> **Goal of the exercise**
Print the data exactly as it is given, please.

»»

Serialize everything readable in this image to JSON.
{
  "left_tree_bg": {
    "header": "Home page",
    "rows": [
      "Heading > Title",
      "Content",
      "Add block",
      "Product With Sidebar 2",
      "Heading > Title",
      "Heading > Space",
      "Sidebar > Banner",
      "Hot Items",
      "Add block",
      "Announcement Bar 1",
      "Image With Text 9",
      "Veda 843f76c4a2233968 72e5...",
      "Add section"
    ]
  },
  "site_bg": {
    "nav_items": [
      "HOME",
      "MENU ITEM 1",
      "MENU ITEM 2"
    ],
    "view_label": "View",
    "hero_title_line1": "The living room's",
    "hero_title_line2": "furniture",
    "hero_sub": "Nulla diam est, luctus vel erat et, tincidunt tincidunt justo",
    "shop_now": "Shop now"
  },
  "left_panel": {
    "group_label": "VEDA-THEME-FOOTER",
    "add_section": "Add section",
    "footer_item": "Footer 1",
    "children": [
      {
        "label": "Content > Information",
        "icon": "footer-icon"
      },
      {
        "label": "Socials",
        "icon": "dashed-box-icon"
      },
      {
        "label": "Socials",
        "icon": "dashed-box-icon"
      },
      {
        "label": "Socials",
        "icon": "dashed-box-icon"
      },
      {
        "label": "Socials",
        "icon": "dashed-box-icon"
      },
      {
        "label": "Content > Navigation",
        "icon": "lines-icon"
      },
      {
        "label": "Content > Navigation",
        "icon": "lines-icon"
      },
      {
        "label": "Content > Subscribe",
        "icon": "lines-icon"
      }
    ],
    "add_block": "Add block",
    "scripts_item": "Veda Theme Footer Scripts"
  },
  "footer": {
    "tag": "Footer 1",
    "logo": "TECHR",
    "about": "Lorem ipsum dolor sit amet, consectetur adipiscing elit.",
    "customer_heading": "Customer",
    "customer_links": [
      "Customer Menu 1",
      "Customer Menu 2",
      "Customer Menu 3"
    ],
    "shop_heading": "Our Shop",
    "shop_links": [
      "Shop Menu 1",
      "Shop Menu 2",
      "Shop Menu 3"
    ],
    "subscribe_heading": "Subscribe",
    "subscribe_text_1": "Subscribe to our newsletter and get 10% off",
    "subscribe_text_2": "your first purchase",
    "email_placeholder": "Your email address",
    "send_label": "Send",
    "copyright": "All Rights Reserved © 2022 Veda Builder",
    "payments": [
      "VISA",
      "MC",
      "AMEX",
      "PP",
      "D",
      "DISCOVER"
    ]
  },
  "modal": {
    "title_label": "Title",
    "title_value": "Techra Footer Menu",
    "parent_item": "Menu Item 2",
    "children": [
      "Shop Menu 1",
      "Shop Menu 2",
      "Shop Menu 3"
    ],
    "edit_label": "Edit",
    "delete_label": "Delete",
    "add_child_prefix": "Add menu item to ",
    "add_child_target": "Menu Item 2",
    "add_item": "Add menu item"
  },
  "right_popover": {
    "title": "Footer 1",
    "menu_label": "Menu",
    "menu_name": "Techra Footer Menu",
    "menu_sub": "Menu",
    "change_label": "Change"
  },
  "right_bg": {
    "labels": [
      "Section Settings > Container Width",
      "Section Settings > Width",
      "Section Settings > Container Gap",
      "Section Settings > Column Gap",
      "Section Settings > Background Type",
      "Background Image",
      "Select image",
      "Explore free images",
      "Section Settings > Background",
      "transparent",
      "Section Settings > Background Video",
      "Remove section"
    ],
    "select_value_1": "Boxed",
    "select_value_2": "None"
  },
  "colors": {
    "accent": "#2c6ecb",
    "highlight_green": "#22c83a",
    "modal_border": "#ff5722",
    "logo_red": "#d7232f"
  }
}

««

> **Reply**
Serialize everything readable in this image to JSON.
{
  "left_tree_bg": {
    "header": "Home page",
    "rows": [
      "Heading > Title",
      "Content",
      "Add block",
      "Product With Sidebar 2",
      "Heading > Title",
      "Heading > Space",
      "Sidebar > Banner",
      "Hot Items",
      "Add block",
      "Announcement Bar 1",
      "Image With Text 9",
      "Veda 843f76c4a2233968 72e5...",
      "Add section"
    ]
  },
  "site_bg": {
    "nav_items": [
      "HOME",
      "MENU ITEM 1",
      "MENU ITEM 2"
    ],
    "view_label": "View",
    "hero_title_line1": "The living room's",
    "hero_title_line2": "furniture",
    "hero_sub": "Nulla diam est, luctus vel erat et, tincidunt tincidunt justo",
    "shop_now": "Shop now"
  },
  "left_panel": {
    "group_label": "VEDA-THEME-FOOTER",
    "add_section": "Add section",
    "footer_item": "Footer 1",
    "children": [
      {
        "label": "Content > Information",
        "icon": "footer-icon"
      },
      {
        "label": "Socials",
        "icon": "dashed-box-icon"
      },
      {
        "label": "Socials",
        "icon": "dashed-box-icon"
      },
      {
        "label": "Socials",
        "icon": "dashed-box-icon"
      },
      {
        "label": "Socials",
        "icon": "dashed-box-icon"
      },
      {
        "label": "Content > Navigation",
        "icon": "lines-icon"
      },
      {
        "label": "Content > Navigation",
        "icon": "lines-icon"
      },
      {
        "label": "Content > Subscribe",
        "icon": "lines-icon"
      }
    ],
    "add_block": "Add block",
    "scripts_item": "Veda Theme Footer Scripts"
  },
  "footer": {
    "tag": "Footer 1",
    "logo": "TECHR",
    "about": "Lorem ipsum dolor sit amet, consectetur adipiscing elit.",
    "customer_heading": "Customer",
    "customer_links": [
      "Customer Menu 1",
      "Customer Menu 2",
      "Customer Menu 3"
    ],
    "shop_heading": "Our Shop",
    "shop_links": [
      "Shop Menu 1",
      "Shop Menu 2",
      "Shop Menu 3"
    ],
    "subscribe_heading": "Subscribe",
    "subscribe_text_1": "Subscribe to our newsletter and get 10% off",
    "subscribe_text_2": "your first purchase",
    "email_placeholder": "Your email address",
    "send_label": "Send",
    "copyright": "All Rights Reserved © 2022 Veda Builder",
    "payments": [
      "VISA",
      "MC",
      "AMEX",
      "PP",
      "D",
      "DISCOVER"
    ]
  },
  "modal": {
    "title_label": "Title",
    "title_value": "Techra Footer Menu",
    "parent_item": "Menu Item 2",
    "children": [
      "Shop Menu 1",
      "Shop Menu 2",
      "Shop Menu 3"
    ],
    "edit_label": "Edit",
    "delete_label": "Delete",
    "add_child_prefix": "Add menu item to ",
    "add_child_target": "Menu Item 2",
    "add_item": "Add menu item"
  },
  "right_popover": {
    "title": "Footer 1",
    "menu_label": "Menu",
    "menu_name": "Techra Footer Menu",
    "menu_sub": "Menu",
    "change_label": "Change"
  },
  "right_bg": {
    "labels": [
      "Section Settings > Container Width",
      "Section Settings > Width",
      "Section Settings > Container Gap",
      "Section Settings > Column Gap",
      "Section Settings > Background Type",
      "Background Image",
      "Select image",
      "Explore free images",
      "Section Settings > Background",
      "transparent",
      "Section Settings > Background Video",
      "Remove section"
    ],
    "select_value_1": "Boxed",
    "select_value_2": "None"
  },
  "colors": {
    "accent": "#2c6ecb",
    "highlight_green": "#22c83a",
    "modal_border": "#ff5722",
    "logo_red": "#d7232f"
  }
}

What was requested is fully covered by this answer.